# TASK TO CARRY OUT
Lines that contain the string "Sicherheit" are to be copied; leave out all others.

# DATA TO USE

[start]

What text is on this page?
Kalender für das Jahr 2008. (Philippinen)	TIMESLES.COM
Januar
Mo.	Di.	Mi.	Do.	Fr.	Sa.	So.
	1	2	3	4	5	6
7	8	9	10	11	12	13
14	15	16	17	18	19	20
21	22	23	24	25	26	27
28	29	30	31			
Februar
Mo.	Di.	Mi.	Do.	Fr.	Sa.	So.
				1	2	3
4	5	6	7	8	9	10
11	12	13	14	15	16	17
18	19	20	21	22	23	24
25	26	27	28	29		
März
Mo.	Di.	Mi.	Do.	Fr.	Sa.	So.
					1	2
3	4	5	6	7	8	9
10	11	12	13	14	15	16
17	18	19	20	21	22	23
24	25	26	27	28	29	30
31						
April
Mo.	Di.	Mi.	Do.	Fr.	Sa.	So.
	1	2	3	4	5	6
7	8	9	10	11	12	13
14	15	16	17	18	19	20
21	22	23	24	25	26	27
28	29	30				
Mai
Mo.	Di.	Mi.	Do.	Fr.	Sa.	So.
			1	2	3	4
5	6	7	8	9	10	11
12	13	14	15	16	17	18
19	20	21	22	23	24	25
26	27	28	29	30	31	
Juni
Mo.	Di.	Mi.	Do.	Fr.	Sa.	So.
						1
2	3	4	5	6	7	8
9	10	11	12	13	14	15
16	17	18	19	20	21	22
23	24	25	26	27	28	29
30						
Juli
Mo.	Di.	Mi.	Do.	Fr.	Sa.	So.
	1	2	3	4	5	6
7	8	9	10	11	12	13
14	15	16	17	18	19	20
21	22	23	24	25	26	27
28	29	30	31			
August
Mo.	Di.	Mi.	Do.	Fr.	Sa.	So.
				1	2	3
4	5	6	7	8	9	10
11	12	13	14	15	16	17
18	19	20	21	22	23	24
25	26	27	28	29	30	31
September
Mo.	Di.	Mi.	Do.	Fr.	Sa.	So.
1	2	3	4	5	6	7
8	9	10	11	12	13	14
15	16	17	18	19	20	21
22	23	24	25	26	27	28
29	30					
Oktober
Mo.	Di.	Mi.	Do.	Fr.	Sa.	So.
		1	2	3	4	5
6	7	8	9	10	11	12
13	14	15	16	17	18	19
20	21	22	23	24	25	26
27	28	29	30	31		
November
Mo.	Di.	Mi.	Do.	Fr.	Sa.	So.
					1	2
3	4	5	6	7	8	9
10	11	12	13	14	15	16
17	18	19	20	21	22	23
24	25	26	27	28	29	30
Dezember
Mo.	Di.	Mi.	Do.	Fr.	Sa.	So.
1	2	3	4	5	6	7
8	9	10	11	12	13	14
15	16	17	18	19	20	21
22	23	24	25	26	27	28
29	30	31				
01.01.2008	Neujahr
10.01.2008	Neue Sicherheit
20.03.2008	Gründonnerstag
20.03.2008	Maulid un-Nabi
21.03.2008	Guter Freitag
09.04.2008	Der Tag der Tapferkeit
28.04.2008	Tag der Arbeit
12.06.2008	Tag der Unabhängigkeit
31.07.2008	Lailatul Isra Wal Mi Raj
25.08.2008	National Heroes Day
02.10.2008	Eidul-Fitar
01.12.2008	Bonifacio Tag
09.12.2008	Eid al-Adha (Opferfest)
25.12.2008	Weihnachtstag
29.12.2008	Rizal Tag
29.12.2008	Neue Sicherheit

[end]

# REPLY
10.01.2008	Neue Sicherheit
29.12.2008	Neue Sicherheit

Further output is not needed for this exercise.